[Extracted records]
+===+
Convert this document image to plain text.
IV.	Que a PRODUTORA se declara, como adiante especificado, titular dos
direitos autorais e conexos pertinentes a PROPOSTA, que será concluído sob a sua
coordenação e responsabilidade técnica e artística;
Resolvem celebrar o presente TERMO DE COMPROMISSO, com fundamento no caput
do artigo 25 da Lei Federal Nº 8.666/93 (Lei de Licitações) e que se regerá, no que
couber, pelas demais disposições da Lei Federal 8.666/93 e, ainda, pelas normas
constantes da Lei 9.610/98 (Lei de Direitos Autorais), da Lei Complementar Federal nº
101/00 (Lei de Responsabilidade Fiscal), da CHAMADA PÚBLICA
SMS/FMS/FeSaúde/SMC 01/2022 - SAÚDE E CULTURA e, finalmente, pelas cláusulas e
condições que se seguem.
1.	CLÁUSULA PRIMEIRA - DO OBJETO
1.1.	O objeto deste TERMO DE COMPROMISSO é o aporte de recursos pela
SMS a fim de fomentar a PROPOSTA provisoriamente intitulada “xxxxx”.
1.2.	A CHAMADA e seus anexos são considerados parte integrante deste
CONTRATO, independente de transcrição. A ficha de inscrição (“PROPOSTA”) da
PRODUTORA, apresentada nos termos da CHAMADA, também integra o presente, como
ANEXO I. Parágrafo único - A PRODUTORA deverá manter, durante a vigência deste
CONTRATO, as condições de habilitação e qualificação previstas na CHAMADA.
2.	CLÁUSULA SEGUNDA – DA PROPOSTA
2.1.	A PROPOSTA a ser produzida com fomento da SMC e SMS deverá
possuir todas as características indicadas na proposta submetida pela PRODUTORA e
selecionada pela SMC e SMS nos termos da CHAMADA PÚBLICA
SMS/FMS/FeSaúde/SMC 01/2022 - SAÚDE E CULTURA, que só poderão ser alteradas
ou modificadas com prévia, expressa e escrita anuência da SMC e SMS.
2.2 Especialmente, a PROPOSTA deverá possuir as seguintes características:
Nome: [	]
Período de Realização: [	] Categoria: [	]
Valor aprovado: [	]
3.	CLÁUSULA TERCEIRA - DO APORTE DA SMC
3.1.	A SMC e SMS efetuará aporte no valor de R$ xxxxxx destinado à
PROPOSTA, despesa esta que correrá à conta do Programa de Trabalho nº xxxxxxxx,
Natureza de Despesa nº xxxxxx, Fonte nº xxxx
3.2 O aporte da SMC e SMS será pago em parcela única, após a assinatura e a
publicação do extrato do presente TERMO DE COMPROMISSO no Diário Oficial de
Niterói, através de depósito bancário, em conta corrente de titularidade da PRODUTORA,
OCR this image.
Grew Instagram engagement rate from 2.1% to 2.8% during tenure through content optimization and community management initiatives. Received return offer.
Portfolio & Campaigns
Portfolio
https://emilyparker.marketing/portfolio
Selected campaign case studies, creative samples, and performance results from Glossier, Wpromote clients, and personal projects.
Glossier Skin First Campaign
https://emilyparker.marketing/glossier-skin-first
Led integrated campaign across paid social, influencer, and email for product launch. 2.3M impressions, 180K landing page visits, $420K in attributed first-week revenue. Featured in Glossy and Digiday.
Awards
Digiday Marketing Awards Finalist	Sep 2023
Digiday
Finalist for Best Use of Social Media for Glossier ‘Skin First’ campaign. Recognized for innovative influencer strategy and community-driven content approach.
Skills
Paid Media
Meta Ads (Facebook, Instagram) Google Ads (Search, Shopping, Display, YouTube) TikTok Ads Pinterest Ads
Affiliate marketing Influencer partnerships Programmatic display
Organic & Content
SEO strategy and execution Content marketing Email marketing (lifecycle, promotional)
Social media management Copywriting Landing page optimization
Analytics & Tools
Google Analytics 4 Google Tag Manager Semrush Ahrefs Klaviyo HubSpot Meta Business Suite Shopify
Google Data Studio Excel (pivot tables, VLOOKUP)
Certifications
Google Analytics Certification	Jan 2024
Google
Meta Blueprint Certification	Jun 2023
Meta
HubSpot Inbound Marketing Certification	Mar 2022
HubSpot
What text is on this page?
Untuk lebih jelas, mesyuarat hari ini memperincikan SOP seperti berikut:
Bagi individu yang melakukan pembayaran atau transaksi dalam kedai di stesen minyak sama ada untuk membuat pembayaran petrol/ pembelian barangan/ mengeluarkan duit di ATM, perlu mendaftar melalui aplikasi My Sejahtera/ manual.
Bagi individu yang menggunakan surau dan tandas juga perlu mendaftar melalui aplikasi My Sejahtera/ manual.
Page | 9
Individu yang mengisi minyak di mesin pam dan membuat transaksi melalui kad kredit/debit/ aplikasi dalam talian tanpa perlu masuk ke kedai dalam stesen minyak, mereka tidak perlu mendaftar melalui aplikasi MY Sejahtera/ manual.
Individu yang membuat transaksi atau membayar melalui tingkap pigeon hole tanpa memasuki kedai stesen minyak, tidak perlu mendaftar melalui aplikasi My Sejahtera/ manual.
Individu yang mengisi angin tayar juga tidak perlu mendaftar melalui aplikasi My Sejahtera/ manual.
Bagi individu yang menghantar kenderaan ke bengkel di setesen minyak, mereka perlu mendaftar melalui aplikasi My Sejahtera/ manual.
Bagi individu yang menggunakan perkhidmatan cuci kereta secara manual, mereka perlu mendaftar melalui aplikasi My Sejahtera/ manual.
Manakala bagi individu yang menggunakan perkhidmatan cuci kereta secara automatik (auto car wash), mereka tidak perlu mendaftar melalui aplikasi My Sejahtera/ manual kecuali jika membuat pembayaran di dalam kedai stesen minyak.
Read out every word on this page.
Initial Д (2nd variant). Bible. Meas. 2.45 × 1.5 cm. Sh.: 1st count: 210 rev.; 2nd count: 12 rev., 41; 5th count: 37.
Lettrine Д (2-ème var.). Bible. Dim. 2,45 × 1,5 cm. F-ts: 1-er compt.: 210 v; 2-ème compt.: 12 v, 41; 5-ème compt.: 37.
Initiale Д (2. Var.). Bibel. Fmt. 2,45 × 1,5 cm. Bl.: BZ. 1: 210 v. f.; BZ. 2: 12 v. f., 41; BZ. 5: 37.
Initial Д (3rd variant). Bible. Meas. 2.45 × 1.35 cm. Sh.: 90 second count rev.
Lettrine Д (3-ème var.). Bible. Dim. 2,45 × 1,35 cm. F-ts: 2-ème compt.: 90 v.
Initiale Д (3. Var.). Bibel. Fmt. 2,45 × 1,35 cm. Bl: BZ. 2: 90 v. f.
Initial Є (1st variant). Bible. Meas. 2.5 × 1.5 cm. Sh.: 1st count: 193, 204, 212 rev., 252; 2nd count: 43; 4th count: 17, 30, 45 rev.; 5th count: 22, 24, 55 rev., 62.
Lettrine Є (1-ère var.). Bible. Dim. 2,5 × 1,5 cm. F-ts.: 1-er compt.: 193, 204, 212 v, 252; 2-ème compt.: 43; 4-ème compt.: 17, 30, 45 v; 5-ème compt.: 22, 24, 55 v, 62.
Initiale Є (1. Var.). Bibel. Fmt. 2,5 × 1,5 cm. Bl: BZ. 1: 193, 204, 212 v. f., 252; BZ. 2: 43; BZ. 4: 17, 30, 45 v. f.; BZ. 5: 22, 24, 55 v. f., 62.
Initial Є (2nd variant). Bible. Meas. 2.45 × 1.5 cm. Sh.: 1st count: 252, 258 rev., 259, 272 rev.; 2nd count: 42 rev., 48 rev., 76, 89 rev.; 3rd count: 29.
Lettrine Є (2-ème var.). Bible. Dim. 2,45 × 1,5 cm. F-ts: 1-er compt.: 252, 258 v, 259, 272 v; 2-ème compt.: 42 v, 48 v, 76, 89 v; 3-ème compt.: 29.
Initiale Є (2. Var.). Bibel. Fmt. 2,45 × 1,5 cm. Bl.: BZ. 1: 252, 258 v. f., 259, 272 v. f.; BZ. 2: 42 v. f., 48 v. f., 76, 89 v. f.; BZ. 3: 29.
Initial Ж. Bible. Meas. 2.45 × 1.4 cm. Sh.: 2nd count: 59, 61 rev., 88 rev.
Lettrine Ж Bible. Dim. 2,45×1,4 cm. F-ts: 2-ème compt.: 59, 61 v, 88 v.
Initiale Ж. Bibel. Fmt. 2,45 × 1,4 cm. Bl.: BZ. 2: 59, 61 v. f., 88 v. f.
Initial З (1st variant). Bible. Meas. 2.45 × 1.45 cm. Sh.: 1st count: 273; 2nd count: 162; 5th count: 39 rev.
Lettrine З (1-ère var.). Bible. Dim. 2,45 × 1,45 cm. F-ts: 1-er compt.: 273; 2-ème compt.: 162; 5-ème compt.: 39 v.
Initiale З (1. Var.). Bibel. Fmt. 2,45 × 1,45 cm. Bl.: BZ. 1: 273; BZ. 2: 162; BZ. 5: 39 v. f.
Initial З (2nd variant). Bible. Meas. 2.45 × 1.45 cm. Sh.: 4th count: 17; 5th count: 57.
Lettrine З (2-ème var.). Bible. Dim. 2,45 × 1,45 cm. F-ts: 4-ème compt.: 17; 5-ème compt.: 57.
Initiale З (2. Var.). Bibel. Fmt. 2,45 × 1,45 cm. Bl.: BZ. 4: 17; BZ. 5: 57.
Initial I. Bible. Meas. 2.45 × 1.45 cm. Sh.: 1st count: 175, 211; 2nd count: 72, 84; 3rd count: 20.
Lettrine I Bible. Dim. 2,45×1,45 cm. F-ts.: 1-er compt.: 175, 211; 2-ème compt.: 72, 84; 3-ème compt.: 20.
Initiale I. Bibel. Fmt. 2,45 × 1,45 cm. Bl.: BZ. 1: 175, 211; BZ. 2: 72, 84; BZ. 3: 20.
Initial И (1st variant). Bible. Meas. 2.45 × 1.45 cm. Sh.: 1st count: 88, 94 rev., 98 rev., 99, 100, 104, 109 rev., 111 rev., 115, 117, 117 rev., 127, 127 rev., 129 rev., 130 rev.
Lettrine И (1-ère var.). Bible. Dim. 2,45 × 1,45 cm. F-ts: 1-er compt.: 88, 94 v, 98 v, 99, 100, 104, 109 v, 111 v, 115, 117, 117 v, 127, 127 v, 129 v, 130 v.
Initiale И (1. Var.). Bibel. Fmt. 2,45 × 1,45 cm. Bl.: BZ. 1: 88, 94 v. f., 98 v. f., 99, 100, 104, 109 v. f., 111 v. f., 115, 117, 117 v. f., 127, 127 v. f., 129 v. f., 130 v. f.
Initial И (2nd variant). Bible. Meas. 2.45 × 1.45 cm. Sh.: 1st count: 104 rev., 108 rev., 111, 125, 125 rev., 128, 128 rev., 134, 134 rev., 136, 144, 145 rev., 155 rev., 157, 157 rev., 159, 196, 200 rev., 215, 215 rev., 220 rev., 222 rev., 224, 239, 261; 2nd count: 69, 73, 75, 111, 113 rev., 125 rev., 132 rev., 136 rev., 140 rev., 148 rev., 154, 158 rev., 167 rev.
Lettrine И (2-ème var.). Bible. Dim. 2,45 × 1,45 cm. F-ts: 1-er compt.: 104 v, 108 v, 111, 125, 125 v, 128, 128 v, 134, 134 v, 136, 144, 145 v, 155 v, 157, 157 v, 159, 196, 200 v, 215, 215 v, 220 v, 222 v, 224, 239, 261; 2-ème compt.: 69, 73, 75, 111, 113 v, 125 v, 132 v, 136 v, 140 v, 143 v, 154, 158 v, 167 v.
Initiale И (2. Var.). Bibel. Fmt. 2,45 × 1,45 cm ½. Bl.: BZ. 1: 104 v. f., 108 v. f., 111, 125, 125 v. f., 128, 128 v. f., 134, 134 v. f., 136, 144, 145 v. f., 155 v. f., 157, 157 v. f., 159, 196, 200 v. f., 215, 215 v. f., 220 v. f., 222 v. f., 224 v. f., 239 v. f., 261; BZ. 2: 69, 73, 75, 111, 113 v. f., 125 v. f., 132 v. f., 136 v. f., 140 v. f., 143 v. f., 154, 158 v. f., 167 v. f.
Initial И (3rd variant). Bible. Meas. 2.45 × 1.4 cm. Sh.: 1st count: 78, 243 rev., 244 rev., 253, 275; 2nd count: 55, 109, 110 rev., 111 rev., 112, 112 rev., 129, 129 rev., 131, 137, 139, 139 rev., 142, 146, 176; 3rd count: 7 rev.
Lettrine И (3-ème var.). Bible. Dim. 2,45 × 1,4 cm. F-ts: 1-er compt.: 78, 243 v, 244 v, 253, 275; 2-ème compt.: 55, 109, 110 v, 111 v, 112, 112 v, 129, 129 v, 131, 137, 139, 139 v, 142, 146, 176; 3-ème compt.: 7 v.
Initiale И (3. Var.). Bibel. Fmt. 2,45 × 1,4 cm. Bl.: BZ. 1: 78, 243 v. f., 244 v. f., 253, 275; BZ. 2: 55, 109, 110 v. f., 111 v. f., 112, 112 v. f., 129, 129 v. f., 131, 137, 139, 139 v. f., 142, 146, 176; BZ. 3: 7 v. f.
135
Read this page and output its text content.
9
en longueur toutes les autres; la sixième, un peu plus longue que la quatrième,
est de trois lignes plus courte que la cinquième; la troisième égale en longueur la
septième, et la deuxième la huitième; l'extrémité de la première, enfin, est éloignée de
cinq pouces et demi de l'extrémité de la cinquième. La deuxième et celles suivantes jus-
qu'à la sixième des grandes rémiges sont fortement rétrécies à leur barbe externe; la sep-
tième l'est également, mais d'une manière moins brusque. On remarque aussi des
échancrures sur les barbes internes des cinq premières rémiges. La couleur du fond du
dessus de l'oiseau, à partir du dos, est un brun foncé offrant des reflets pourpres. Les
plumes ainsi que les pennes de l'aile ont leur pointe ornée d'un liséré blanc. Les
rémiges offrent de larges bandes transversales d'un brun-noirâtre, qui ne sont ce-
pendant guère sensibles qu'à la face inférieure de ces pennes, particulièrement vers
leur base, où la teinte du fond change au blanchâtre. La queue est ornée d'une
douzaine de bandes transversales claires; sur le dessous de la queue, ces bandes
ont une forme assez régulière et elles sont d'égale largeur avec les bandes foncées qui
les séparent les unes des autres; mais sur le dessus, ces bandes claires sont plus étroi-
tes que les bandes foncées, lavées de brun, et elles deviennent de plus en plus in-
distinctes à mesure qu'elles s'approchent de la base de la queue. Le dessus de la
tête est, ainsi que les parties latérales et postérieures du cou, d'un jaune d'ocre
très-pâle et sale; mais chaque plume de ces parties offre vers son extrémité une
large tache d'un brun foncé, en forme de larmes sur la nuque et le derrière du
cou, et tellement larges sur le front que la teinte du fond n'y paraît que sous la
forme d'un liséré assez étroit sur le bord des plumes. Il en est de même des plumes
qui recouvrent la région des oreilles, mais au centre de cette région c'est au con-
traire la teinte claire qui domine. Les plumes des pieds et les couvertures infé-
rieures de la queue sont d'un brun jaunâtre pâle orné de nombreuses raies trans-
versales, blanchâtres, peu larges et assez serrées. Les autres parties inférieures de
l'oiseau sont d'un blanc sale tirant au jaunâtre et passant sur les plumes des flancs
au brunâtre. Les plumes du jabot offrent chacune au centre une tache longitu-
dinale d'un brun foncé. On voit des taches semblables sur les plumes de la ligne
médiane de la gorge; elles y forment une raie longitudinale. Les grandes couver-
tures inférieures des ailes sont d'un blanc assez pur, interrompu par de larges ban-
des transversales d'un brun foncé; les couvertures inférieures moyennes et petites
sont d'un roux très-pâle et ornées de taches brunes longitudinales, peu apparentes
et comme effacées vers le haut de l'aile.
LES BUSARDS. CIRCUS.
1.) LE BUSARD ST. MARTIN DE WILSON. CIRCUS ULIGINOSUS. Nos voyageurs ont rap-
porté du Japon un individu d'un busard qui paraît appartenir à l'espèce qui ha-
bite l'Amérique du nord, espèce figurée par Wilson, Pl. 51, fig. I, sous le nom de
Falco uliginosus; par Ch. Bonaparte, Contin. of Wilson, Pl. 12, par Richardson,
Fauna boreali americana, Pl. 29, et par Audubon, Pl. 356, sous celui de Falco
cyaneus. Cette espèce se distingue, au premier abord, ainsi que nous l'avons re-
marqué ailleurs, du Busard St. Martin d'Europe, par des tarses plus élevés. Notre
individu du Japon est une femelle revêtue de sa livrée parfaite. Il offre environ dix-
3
+===+
Goal:
Scan the records above for the string "stesen", then select every line that holds it.

Correct response:
Bagi individu yang melakukan pembayaran atau transaksi dalam kedai di stesen minyak sama ada untuk membuat pembayaran petrol/ pembelian barangan/ mengeluarkan duit di ATM, perlu mendaftar melalui aplikasi My Sejahtera/ manual.
Individu yang mengisi minyak di mesin pam dan membuat transaksi melalui kad kredit/debit/ aplikasi dalam talian tanpa perlu masuk ke kedai dalam stesen minyak, mereka tidak perlu mendaftar melalui aplikasi MY Sejahtera/ manual.
Individu yang membuat transaksi atau membayar melalui tingkap pigeon hole tanpa memasuki kedai stesen minyak, tidak perlu mendaftar melalui aplikasi My Sejahtera/ manual.
Manakala bagi individu yang menggunakan perkhidmatan cuci kereta secara automatik (auto car wash), mereka tidak perlu mendaftar melalui aplikasi My Sejahtera/ manual kecuali jika membuat pembayaran di dalam kedai stesen minyak.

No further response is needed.